§ WORK REQUIRED
Every line below is to be copied exactly, with the pictures left out.

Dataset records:
-- START --

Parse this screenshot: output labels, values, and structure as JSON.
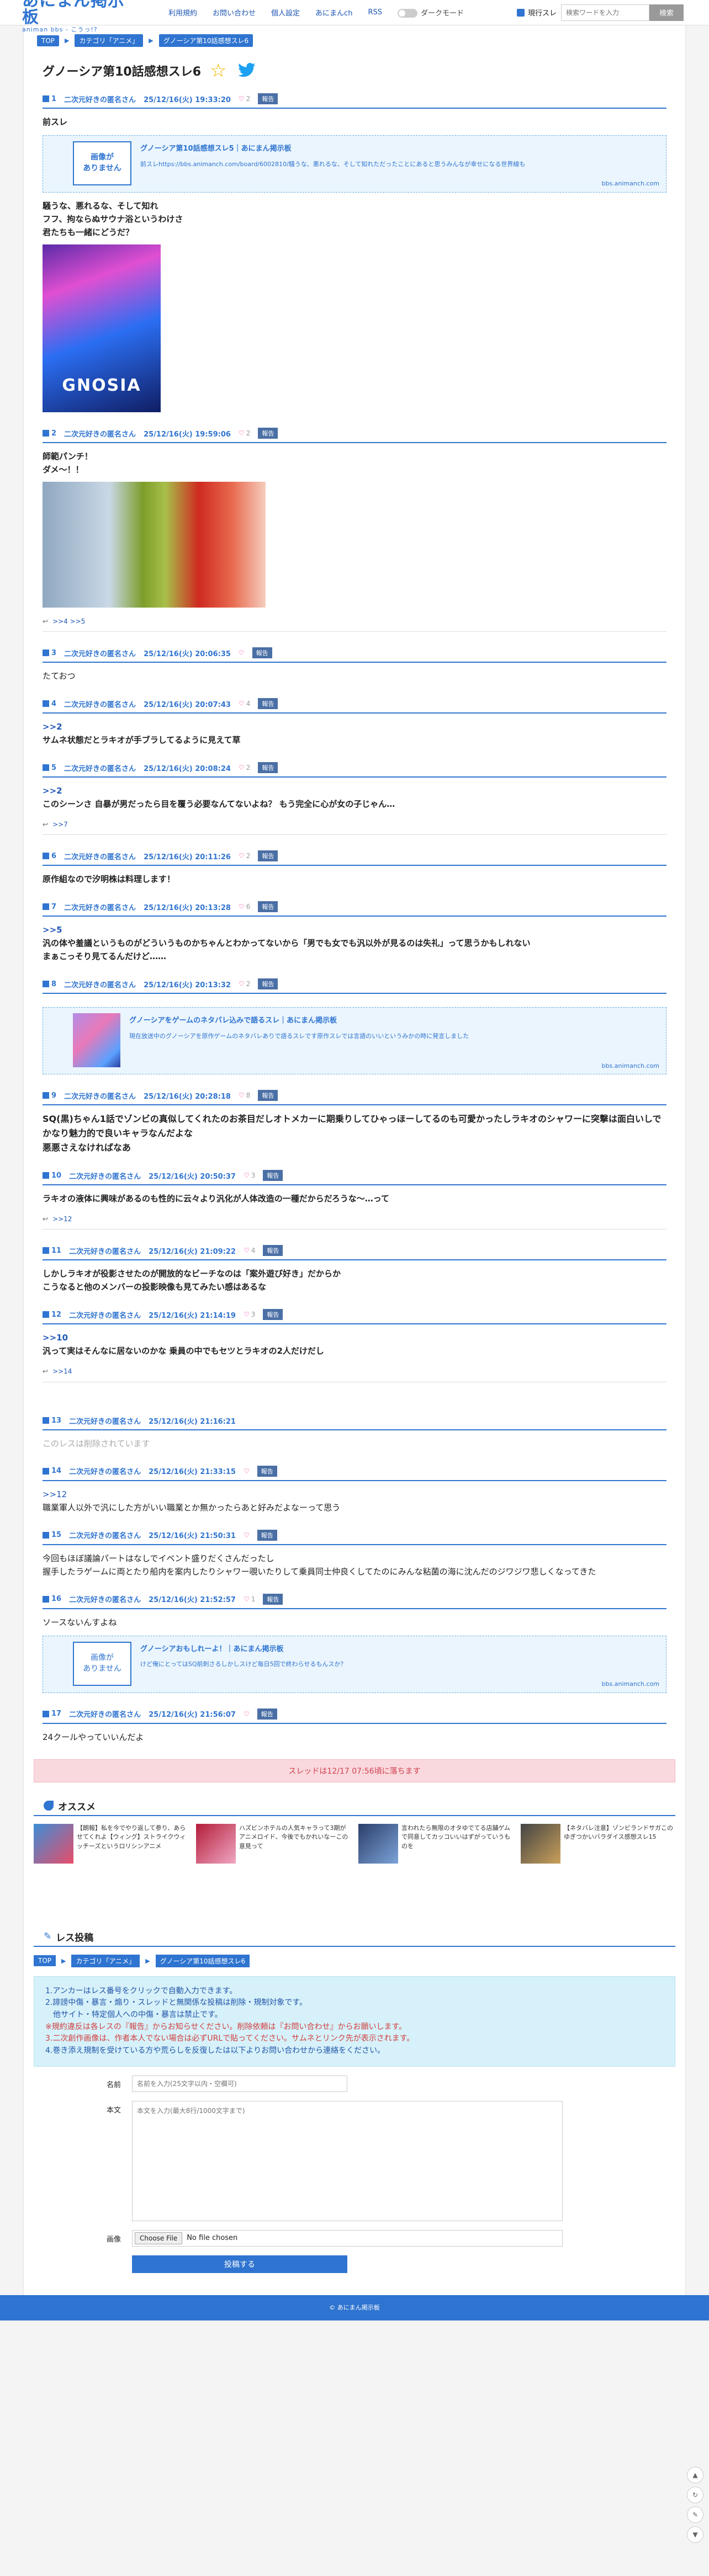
{
  "header": {
    "logo_main": "あにまん掲示板",
    "logo_sub": "animan bbs - こうっ!?",
    "nav": [
      "利用規約",
      "お問い合わせ",
      "個人設定",
      "あにまんch",
      "RSS"
    ],
    "dark_mode": "ダークモード",
    "search_label": "現行スレ",
    "search_placeholder": "検索ワードを入力",
    "search_button": "検索"
  },
  "breadcrumb": [
    "TOP",
    "カテゴリ「アニメ」",
    "グノーシア第10話感想スレ6"
  ],
  "thread_title": "グノーシア第10話感想スレ6",
  "posts": [
    {
      "num": "1",
      "name": "二次元好きの匿名さん",
      "date": "25/12/16(火) 19:33:20",
      "likes": "2",
      "report": "報告",
      "body": "前スレ",
      "card": {
        "noimg": "画像が\nありません",
        "title": "グノーシア第10話感想スレ5｜あにまん掲示板",
        "desc": "前スレhttps://bbs.animanch.com/board/6002810/騒うな、悪れるな、そして知れただったことにあると思うみんなが幸せになる世界線も",
        "domain": "bbs.animanch.com"
      },
      "extra": "騒うな、悪れるな、そして知れ\nフフ、拘ならぬサウナ浴というわけさ\n君たちも一緒にどうだ？",
      "poster": "GNOSIA"
    },
    {
      "num": "2",
      "name": "二次元好きの匿名さん",
      "date": "25/12/16(火) 19:59:06",
      "likes": "2",
      "report": "報告",
      "body": "師範パンチ！\nダメ〜！！",
      "replies": ">>4 >>5"
    },
    {
      "num": "3",
      "name": "二次元好きの匿名さん",
      "date": "25/12/16(火) 20:06:35",
      "likes": "",
      "report": "報告",
      "body": "たておつ"
    },
    {
      "num": "4",
      "name": "二次元好きの匿名さん",
      "date": "25/12/16(火) 20:07:43",
      "likes": "4",
      "report": "報告",
      "anchor": ">>2",
      "body": "サムネ状態だとラキオが手ブラしてるように見えて草"
    },
    {
      "num": "5",
      "name": "二次元好きの匿名さん",
      "date": "25/12/16(火) 20:08:24",
      "likes": "2",
      "report": "報告",
      "anchor": ">>2",
      "body": "このシーンさ 自暴が男だったら目を覆う必要なんてないよね？ もう完全に心が女の子じゃん…",
      "replies": ">>7"
    },
    {
      "num": "6",
      "name": "二次元好きの匿名さん",
      "date": "25/12/16(火) 20:11:26",
      "likes": "2",
      "report": "報告",
      "body": "原作組なので汐明株は料理します！"
    },
    {
      "num": "7",
      "name": "二次元好きの匿名さん",
      "date": "25/12/16(火) 20:13:28",
      "likes": "6",
      "report": "報告",
      "anchor": ">>5",
      "body": "汎の体や羞議というものがどういうものかちゃんとわかってないから「男でも女でも汎以外が見るのは失礼」って思うかもしれない\nまぁこっそり見てるんだけど……"
    },
    {
      "num": "8",
      "name": "二次元好きの匿名さん",
      "date": "25/12/16(火) 20:13:32",
      "likes": "2",
      "report": "報告",
      "card2": {
        "title": "グノーシアをゲームのネタバレ込みで語るスレ｜あにまん掲示板",
        "desc": "現在放送中のグノーシアを原作ゲームのネタバレありで語るスレです原作スレでは言語のいいというみかの時に発言しました",
        "domain": "bbs.animanch.com"
      }
    },
    {
      "num": "9",
      "name": "二次元好きの匿名さん",
      "date": "25/12/16(火) 20:28:18",
      "likes": "8",
      "report": "報告",
      "body": "SQ(黒)ちゃん1話でゾンビの真似してくれたのお茶目だしオトメカーに期乗りしてひゃっほーしてるのも可愛かったしラキオのシャワーに突撃は面白いしでかなり魅力的で良いキャラなんだよな\n悪悪さえなければなあ"
    },
    {
      "num": "10",
      "name": "二次元好きの匿名さん",
      "date": "25/12/16(火) 20:50:37",
      "likes": "3",
      "report": "報告",
      "body": "ラキオの液体に興味があるのも性的に云々より汎化が人体改造の一種だからだろうな〜…って",
      "replies": ">>12"
    },
    {
      "num": "11",
      "name": "二次元好きの匿名さん",
      "date": "25/12/16(火) 21:09:22",
      "likes": "4",
      "report": "報告",
      "body": "しかしラキオが役影させたのが開放的なビーチなのは「案外遊び好き」だからか\nこうなると他のメンバーの投影映像も見てみたい感はあるな"
    },
    {
      "num": "12",
      "name": "二次元好きの匿名さん",
      "date": "25/12/16(火) 21:14:19",
      "likes": "3",
      "report": "報告",
      "anchor": ">>10",
      "body": "汎って実はそんなに居ないのかな 乗員の中でもセツとラキオの2人だけだし",
      "replies": ">>14"
    },
    {
      "num": "13",
      "name": "二次元好きの匿名さん",
      "date": "25/12/16(火) 21:16:21",
      "deleted": "このレスは削除されています"
    },
    {
      "num": "14",
      "name": "二次元好きの匿名さん",
      "date": "25/12/16(火) 21:33:15",
      "likes": "",
      "report": "報告",
      "anchor": ">>12",
      "body": "職業軍人以外で汎にした方がいい職業とか無かったらあと好みだよなーって思う"
    },
    {
      "num": "15",
      "name": "二次元好きの匿名さん",
      "date": "25/12/16(火) 21:50:31",
      "likes": "",
      "report": "報告",
      "body": "今回もほぼ議論パートはなしでイベント盛りだくさんだったし\n握手したラゲームに両とたり船内を案内したりシャワー覗いたりして乗員同士仲良くしてたのにみんな粘菌の海に沈んだのジワジワ悲しくなってきた"
    },
    {
      "num": "16",
      "name": "二次元好きの匿名さん",
      "date": "25/12/16(火) 21:52:57",
      "likes": "1",
      "report": "報告",
      "body": "ソースないんすよね",
      "card": {
        "noimg": "画像が\nありません",
        "title": "グノーシアおもしれーよ！｜あにまん掲示板",
        "desc": "けど俺にとってはSQ前刺さるしかしスけど毎日5回で終わらせるもんスか？",
        "domain": "bbs.animanch.com"
      }
    },
    {
      "num": "17",
      "name": "二次元好きの匿名さん",
      "date": "25/12/16(火) 21:56:07",
      "likes": "",
      "report": "報告",
      "body": "24クールやっていいんだよ"
    }
  ],
  "fall_notice": "スレッドは12/17 07:56頃に落ちます",
  "recommend": {
    "title": "オススメ",
    "items": [
      {
        "text": "【朗報】私を今でやり返して参り、あらせてくれよ【ウィング】ストライクウィッチーズというロリシンアニメ"
      },
      {
        "text": "ハズビンホテルの人気キャラって3期がアニメロイド、今後でもかれいなーこの意見って"
      },
      {
        "text": "言われたら無限のオタゆでてる店舗ゲムで同意してカッコいいはずがっていうものを"
      },
      {
        "text": "【ネタバレ注意】ゾンビランドサガこのゆぎつかいバラダイス感想スレ15"
      }
    ]
  },
  "form": {
    "title": "レス投稿",
    "breadcrumb": [
      "TOP",
      "カテゴリ「アニメ」",
      "グノーシア第10話感想スレ6"
    ],
    "rules": [
      "1.アンカーはレス番号をクリックで自動入力できます。",
      "2.誹謗中傷・暴言・煽り・スレッドと無関係な投稿は削除・規制対象です。",
      "他サイト・特定個人への中傷・暴言は禁止です。",
      "※規約違反は各レスの『報告』からお知らせください。削除依頼は『お問い合わせ』からお願いします。",
      "3.二次創作画像は、作者本人でない場合は必ずURLで貼ってください。サムネとリンク先が表示されます。",
      "4.巻き添え規制を受けている方や荒らしを反復したは以下よりお問い合わせから連絡をください。"
    ],
    "name_label": "名前",
    "name_placeholder": "名前を入力(25文字以内・空欄可)",
    "body_label": "本文",
    "body_placeholder": "本文を入力(最大8行/1000文字まで)",
    "image_label": "画像",
    "file_button": "Choose File",
    "file_text": "No file chosen",
    "submit": "投稿する"
  },
  "footer": "© あにまん掲示板"
}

-- END --

§ WORKED SOLUTION
Parse this screenshot: output labels, values, and structure as JSON.
{
  "header": {
    "logo_main": "あにまん掲示板",
    "logo_sub": "animan bbs - こうっ!?",
    "nav": [
      "利用規約",
      "お問い合わせ",
      "個人設定",
      "あにまんch",
      "RSS"
    ],
    "dark_mode": "ダークモード",
    "search_label": "現行スレ",
    "search_placeholder": "検索ワードを入力",
    "search_button": "検索"
  },
  "breadcrumb": [
    "TOP",
    "カテゴリ「アニメ」",
    "グノーシア第10話感想スレ6"
  ],
  "thread_title": "グノーシア第10話感想スレ6",
  "posts": [
    {
      "num": "1",
      "name": "二次元好きの匿名さん",
      "date": "25/12/16(火) 19:33:20",
      "likes": "2",
      "report": "報告",
      "body": "前スレ",
      "card": {
        "noimg": "画像が\nありません",
        "title": "グノーシア第10話感想スレ5｜あにまん掲示板",
        "desc": "前スレhttps://bbs.animanch.com/board/6002810/騒うな、悪れるな、そして知れただったことにあると思うみんなが幸せになる世界線も",
        "domain": "bbs.animanch.com"
      },
      "extra": "騒うな、悪れるな、そして知れ\nフフ、拘ならぬサウナ浴というわけさ\n君たちも一緒にどうだ？",
      "poster": "GNOSIA"
    },
    {
      "num": "2",
      "name": "二次元好きの匿名さん",
      "date": "25/12/16(火) 19:59:06",
      "likes": "2",
      "report": "報告",
      "body": "師範パンチ！\nダメ〜！！",
      "replies": ">>4 >>5"
    },
    {
      "num": "3",
      "name": "二次元好きの匿名さん",
      "date": "25/12/16(火) 20:06:35",
      "likes": "",
      "report": "報告",
      "body": "たておつ"
    },
    {
      "num": "4",
      "name": "二次元好きの匿名さん",
      "date": "25/12/16(火) 20:07:43",
      "likes": "4",
      "report": "報告",
      "anchor": ">>2",
      "body": "サムネ状態だとラキオが手ブラしてるように見えて草"
    },
    {
      "num": "5",
      "name": "二次元好きの匿名さん",
      "date": "25/12/16(火) 20:08:24",
      "likes": "2",
      "report": "報告",
      "anchor": ">>2",
      "body": "このシーンさ 自暴が男だったら目を覆う必要なんてないよね？ もう完全に心が女の子じゃん…",
      "replies": ">>7"
    },
    {
      "num": "6",
      "name": "二次元好きの匿名さん",
      "date": "25/12/16(火) 20:11:26",
      "likes": "2",
      "report": "報告",
      "body": "原作組なので汐明株は料理します！"
    },
    {
      "num": "7",
      "name": "二次元好きの匿名さん",
      "date": "25/12/16(火) 20:13:28",
      "likes": "6",
      "report": "報告",
      "anchor": ">>5",
      "body": "汎の体や羞議というものがどういうものかちゃんとわかってないから「男でも女でも汎以外が見るのは失礼」って思うかもしれない\nまぁこっそり見てるんだけど……"
    },
    {
      "num": "8",
      "name": "二次元好きの匿名さん",
      "date": "25/12/16(火) 20:13:32",
      "likes": "2",
      "report": "報告",
      "card2": {
        "title": "グノーシアをゲームのネタバレ込みで語るスレ｜あにまん掲示板",
        "desc": "現在放送中のグノーシアを原作ゲームのネタバレありで語るスレです原作スレでは言語のいいというみかの時に発言しました",
        "domain": "bbs.animanch.com"
      }
    },
    {
      "num": "9",
      "name": "二次元好きの匿名さん",
      "date": "25/12/16(火) 20:28:18",
      "likes": "8",
      "report": "報告",
      "body": "SQ(黒)ちゃん1話でゾンビの真似してくれたのお茶目だしオトメカーに期乗りしてひゃっほーしてるのも可愛かったしラキオのシャワーに突撃は面白いしでかなり魅力的で良いキャラなんだよな\n悪悪さえなければなあ"
    },
    {
      "num": "10",
      "name": "二次元好きの匿名さん",
      "date": "25/12/16(火) 20:50:37",
      "likes": "3",
      "report": "報告",
      "body": "ラキオの液体に興味があるのも性的に云々より汎化が人体改造の一種だからだろうな〜…って",
      "replies": ">>12"
    },
    {
      "num": "11",
      "name": "二次元好きの匿名さん",
      "date": "25/12/16(火) 21:09:22",
      "likes": "4",
      "report": "報告",
      "body": "しかしラキオが役影させたのが開放的なビーチなのは「案外遊び好き」だからか\nこうなると他のメンバーの投影映像も見てみたい感はあるな"
    },
    {
      "num": "12",
      "name": "二次元好きの匿名さん",
      "date": "25/12/16(火) 21:14:19",
      "likes": "3",
      "report": "報告",
      "anchor": ">>10",
      "body": "汎って実はそんなに居ないのかな 乗員の中でもセツとラキオの2人だけだし",
      "replies": ">>14"
    },
    {
      "num": "13",
      "name": "二次元好きの匿名さん",
      "date": "25/12/16(火) 21:16:21",
      "deleted": "このレスは削除されています"
    },
    {
      "num": "14",
      "name": "二次元好きの匿名さん",
      "date": "25/12/16(火) 21:33:15",
      "likes": "",
      "report": "報告",
      "anchor": ">>12",
      "body": "職業軍人以外で汎にした方がいい職業とか無かったらあと好みだよなーって思う"
    },
    {
      "num": "15",
      "name": "二次元好きの匿名さん",
      "date": "25/12/16(火) 21:50:31",
      "likes": "",
      "report": "報告",
      "body": "今回もほぼ議論パートはなしでイベント盛りだくさんだったし\n握手したラゲームに両とたり船内を案内したりシャワー覗いたりして乗員同士仲良くしてたのにみんな粘菌の海に沈んだのジワジワ悲しくなってきた"
    },
    {
      "num": "16",
      "name": "二次元好きの匿名さん",
      "date": "25/12/16(火) 21:52:57",
      "likes": "1",
      "report": "報告",
      "body": "ソースないんすよね",
      "card": {
        "noimg": "画像が\nありません",
        "title": "グノーシアおもしれーよ！｜あにまん掲示板",
        "desc": "けど俺にとってはSQ前刺さるしかしスけど毎日5回で終わらせるもんスか？",
        "domain": "bbs.animanch.com"
      }
    },
    {
      "num": "17",
      "name": "二次元好きの匿名さん",
      "date": "25/12/16(火) 21:56:07",
      "likes": "",
      "report": "報告",
      "body": "24クールやっていいんだよ"
    }
  ],
  "fall_notice": "スレッドは12/17 07:56頃に落ちます",
  "recommend": {
    "title": "オススメ",
    "items": [
      {
        "text": "【朗報】私を今でやり返して参り、あらせてくれよ【ウィング】ストライクウィッチーズというロリシンアニメ"
      },
      {
        "text": "ハズビンホテルの人気キャラって3期がアニメロイド、今後でもかれいなーこの意見って"
      },
      {
        "text": "言われたら無限のオタゆでてる店舗ゲムで同意してカッコいいはずがっていうものを"
      },
      {
        "text": "【ネタバレ注意】ゾンビランドサガこのゆぎつかいバラダイス感想スレ15"
      }
    ]
  },
  "form": {
    "title": "レス投稿",
    "breadcrumb": [
      "TOP",
      "カテゴリ「アニメ」",
      "グノーシア第10話感想スレ6"
    ],
    "rules": [
      "1.アンカーはレス番号をクリックで自動入力できます。",
      "2.誹謗中傷・暴言・煽り・スレッドと無関係な投稿は削除・規制対象です。",
      "他サイト・特定個人への中傷・暴言は禁止です。",
      "※規約違反は各レスの『報告』からお知らせください。削除依頼は『お問い合わせ』からお願いします。",
      "3.二次創作画像は、作者本人でない場合は必ずURLで貼ってください。サムネとリンク先が表示されます。",
      "4.巻き添え規制を受けている方や荒らしを反復したは以下よりお問い合わせから連絡をください。"
    ],
    "name_label": "名前",
    "name_placeholder": "名前を入力(25文字以内・空欄可)",
    "body_label": "本文",
    "body_placeholder": "本文を入力(最大8行/1000文字まで)",
    "image_label": "画像",
    "file_button": "Choose File",
    "file_text": "No file chosen",
    "submit": "投稿する"
  },
  "footer": "© あにまん掲示板"
}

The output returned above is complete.